* _WRITTEN TASK_
Reproduce the complete listing without any deviation.

* _ENTRIES_
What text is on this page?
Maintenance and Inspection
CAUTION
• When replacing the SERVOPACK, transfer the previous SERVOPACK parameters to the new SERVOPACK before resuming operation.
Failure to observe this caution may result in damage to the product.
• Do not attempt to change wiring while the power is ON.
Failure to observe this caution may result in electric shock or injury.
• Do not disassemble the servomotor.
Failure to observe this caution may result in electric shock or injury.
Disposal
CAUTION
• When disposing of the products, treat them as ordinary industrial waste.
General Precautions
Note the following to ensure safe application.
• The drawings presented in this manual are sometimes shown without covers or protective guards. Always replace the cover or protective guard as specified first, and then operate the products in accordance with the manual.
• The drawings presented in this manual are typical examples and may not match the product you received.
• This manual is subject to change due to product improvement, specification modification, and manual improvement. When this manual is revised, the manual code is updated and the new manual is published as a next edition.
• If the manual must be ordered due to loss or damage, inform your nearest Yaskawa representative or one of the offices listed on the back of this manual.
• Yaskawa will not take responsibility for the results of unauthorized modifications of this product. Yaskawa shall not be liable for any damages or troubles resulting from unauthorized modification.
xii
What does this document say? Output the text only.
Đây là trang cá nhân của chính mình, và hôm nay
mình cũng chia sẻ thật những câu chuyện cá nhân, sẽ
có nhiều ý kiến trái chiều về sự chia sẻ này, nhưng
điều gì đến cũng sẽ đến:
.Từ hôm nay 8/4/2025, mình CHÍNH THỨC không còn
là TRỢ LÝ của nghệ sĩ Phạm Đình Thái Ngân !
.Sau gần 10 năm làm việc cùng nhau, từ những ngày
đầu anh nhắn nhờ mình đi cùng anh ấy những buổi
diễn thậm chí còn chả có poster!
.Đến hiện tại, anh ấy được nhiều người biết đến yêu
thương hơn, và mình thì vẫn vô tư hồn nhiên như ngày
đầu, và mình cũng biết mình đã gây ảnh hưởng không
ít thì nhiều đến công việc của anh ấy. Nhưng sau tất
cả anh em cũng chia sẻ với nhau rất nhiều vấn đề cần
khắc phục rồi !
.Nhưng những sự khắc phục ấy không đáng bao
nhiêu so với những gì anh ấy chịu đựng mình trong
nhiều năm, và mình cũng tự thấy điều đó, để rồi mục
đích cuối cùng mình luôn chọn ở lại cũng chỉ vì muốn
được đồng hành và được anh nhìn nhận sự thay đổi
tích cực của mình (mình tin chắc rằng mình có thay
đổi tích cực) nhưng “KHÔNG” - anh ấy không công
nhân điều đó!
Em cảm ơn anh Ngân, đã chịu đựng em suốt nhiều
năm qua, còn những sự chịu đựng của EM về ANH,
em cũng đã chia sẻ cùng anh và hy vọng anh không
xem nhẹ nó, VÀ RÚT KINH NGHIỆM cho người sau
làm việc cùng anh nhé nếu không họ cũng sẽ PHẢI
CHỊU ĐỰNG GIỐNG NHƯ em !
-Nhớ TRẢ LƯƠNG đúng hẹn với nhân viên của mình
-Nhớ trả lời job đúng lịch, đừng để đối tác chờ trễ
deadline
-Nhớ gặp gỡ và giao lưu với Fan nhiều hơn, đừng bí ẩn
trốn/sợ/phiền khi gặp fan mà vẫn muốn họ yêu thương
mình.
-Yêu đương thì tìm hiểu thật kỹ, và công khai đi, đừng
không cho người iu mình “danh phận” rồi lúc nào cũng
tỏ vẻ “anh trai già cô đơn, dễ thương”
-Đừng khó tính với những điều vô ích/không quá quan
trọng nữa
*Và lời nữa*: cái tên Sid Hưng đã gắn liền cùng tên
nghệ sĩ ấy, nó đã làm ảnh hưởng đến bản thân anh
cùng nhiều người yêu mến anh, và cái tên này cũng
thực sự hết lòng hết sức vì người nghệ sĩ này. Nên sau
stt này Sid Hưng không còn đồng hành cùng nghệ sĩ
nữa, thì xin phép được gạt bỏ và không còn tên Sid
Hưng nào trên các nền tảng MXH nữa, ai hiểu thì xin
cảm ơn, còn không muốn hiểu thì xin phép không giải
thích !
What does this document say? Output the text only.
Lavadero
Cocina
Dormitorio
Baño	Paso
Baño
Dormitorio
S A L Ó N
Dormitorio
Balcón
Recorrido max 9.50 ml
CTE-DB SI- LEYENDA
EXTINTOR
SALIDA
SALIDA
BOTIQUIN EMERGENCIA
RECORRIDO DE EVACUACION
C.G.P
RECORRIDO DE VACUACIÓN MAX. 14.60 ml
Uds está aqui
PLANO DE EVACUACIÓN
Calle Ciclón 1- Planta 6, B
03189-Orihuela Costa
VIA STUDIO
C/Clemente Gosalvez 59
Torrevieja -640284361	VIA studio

* _SOLUTION TO THE EXERCISE_
What text is on this page?
Maintenance and Inspection
CAUTION
• When replacing the SERVOPACK, transfer the previous SERVOPACK parameters to the new SERVOPACK before resuming operation.
Failure to observe this caution may result in damage to the product.
• Do not attempt to change wiring while the power is ON.
Failure to observe this caution may result in electric shock or injury.
• Do not disassemble the servomotor.
Failure to observe this caution may result in electric shock or injury.
Disposal
CAUTION
• When disposing of the products, treat them as ordinary industrial waste.
General Precautions
Note the following to ensure safe application.
• The drawings presented in this manual are sometimes shown without covers or protective guards. Always replace the cover or protective guard as specified first, and then operate the products in accordance with the manual.
• The drawings presented in this manual are typical examples and may not match the product you received.
• This manual is subject to change due to product improvement, specification modification, and manual improvement. When this manual is revised, the manual code is updated and the new manual is published as a next edition.
• If the manual must be ordered due to loss or damage, inform your nearest Yaskawa representative or one of the offices listed on the back of this manual.
• Yaskawa will not take responsibility for the results of unauthorized modifications of this product. Yaskawa shall not be liable for any damages or troubles resulting from unauthorized modification.
xii
What does this document say? Output the text only.
Đây là trang cá nhân của chính mình, và hôm nay
mình cũng chia sẻ thật những câu chuyện cá nhân, sẽ
có nhiều ý kiến trái chiều về sự chia sẻ này, nhưng
điều gì đến cũng sẽ đến:
.Từ hôm nay 8/4/2025, mình CHÍNH THỨC không còn
là TRỢ LÝ của nghệ sĩ Phạm Đình Thái Ngân !
.Sau gần 10 năm làm việc cùng nhau, từ những ngày
đầu anh nhắn nhờ mình đi cùng anh ấy những buổi
diễn thậm chí còn chả có poster!
.Đến hiện tại, anh ấy được nhiều người biết đến yêu
thương hơn, và mình thì vẫn vô tư hồn nhiên như ngày
đầu, và mình cũng biết mình đã gây ảnh hưởng không
ít thì nhiều đến công việc của anh ấy. Nhưng sau tất
cả anh em cũng chia sẻ với nhau rất nhiều vấn đề cần
khắc phục rồi !
.Nhưng những sự khắc phục ấy không đáng bao
nhiêu so với những gì anh ấy chịu đựng mình trong
nhiều năm, và mình cũng tự thấy điều đó, để rồi mục
đích cuối cùng mình luôn chọn ở lại cũng chỉ vì muốn
được đồng hành và được anh nhìn nhận sự thay đổi
tích cực của mình (mình tin chắc rằng mình có thay
đổi tích cực) nhưng “KHÔNG” - anh ấy không công
nhân điều đó!
Em cảm ơn anh Ngân, đã chịu đựng em suốt nhiều
năm qua, còn những sự chịu đựng của EM về ANH,
em cũng đã chia sẻ cùng anh và hy vọng anh không
xem nhẹ nó, VÀ RÚT KINH NGHIỆM cho người sau
làm việc cùng anh nhé nếu không họ cũng sẽ PHẢI
CHỊU ĐỰNG GIỐNG NHƯ em !
-Nhớ TRẢ LƯƠNG đúng hẹn với nhân viên của mình
-Nhớ trả lời job đúng lịch, đừng để đối tác chờ trễ
deadline
-Nhớ gặp gỡ và giao lưu với Fan nhiều hơn, đừng bí ẩn
trốn/sợ/phiền khi gặp fan mà vẫn muốn họ yêu thương
mình.
-Yêu đương thì tìm hiểu thật kỹ, và công khai đi, đừng
không cho người iu mình “danh phận” rồi lúc nào cũng
tỏ vẻ “anh trai già cô đơn, dễ thương”
-Đừng khó tính với những điều vô ích/không quá quan
trọng nữa
*Và lời nữa*: cái tên Sid Hưng đã gắn liền cùng tên
nghệ sĩ ấy, nó đã làm ảnh hưởng đến bản thân anh
cùng nhiều người yêu mến anh, và cái tên này cũng
thực sự hết lòng hết sức vì người nghệ sĩ này. Nên sau
stt này Sid Hưng không còn đồng hành cùng nghệ sĩ
nữa, thì xin phép được gạt bỏ và không còn tên Sid
Hưng nào trên các nền tảng MXH nữa, ai hiểu thì xin
cảm ơn, còn không muốn hiểu thì xin phép không giải
thích !
What does this document say? Output the text only.
Lavadero
Cocina
Dormitorio
Baño	Paso
Baño
Dormitorio
S A L Ó N
Dormitorio
Balcón
Recorrido max 9.50 ml
CTE-DB SI- LEYENDA
EXTINTOR
SALIDA
SALIDA
BOTIQUIN EMERGENCIA
RECORRIDO DE EVACUACION
C.G.P
RECORRIDO DE VACUACIÓN MAX. 14.60 ml
Uds está aqui
PLANO DE EVACUACIÓN
Calle Ciclón 1- Planta 6, B
03189-Orihuela Costa
VIA STUDIO
C/Clemente Gosalvez 59
Torrevieja -640284361	VIA studio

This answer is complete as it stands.